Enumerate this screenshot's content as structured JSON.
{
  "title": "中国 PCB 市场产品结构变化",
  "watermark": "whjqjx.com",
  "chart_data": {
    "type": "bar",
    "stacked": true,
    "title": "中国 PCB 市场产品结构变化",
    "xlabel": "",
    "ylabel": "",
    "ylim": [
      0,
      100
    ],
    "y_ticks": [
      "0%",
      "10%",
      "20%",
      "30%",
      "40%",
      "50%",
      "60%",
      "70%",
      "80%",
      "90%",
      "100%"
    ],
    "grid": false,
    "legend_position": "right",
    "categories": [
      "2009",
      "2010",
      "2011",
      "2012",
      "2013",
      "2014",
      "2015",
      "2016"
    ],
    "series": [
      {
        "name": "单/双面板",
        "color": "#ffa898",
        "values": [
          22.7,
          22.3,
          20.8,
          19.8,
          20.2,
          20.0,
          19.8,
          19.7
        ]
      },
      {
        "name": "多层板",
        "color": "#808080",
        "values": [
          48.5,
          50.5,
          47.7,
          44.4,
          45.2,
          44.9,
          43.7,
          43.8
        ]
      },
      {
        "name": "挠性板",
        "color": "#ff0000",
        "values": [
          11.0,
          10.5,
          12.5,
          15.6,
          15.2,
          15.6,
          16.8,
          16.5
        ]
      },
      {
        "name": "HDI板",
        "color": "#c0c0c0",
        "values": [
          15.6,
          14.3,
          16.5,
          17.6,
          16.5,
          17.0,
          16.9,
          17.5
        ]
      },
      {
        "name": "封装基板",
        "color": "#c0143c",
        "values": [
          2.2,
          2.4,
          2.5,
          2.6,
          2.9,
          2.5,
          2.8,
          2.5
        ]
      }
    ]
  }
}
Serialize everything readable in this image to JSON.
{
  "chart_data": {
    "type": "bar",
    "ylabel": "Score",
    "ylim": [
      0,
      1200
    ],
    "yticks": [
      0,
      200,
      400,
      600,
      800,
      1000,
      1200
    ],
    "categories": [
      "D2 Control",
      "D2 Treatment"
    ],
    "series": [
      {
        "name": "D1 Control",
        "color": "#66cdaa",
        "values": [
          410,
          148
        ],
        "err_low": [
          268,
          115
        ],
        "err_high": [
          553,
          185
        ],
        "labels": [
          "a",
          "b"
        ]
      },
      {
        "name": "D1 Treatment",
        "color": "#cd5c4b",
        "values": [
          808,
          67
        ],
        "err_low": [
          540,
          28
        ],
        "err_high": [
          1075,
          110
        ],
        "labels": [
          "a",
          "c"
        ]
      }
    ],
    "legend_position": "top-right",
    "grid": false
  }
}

____

## WRITTEN INSTRUCTION
Copy each line above containing the string "name".

## RESPONSE TO THE TASK
        "name": "单/双面板",
        "name": "多层板",
        "name": "挠性板",
        "name": "HDI板",
        "name": "封装基板",
        "name": "D1 Control",
        "name": "D1 Treatment",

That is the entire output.